[Information provided]
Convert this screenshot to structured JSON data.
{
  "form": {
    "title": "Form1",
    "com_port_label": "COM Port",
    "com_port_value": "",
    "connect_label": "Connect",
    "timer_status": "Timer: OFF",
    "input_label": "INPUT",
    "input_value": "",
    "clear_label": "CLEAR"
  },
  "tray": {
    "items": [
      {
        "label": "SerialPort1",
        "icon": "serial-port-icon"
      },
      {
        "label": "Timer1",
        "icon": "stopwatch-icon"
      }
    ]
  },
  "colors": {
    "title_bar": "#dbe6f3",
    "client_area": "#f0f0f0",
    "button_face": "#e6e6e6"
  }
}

[Problem statement] Write out all the lines again, exactly as they are.

[Solution to this exercise]
Convert this screenshot to structured JSON data.
{
  "form": {
    "title": "Form1",
    "com_port_label": "COM Port",
    "com_port_value": "",
    "connect_label": "Connect",
    "timer_status": "Timer: OFF",
    "input_label": "INPUT",
    "input_value": "",
    "clear_label": "CLEAR"
  },
  "tray": {
    "items": [
      {
        "label": "SerialPort1",
        "icon": "serial-port-icon"
      },
      {
        "label": "Timer1",
        "icon": "stopwatch-icon"
      }
    ]
  },
  "colors": {
    "title_bar": "#dbe6f3",
    "client_area": "#f0f0f0",
    "button_face": "#e6e6e6"
  }
}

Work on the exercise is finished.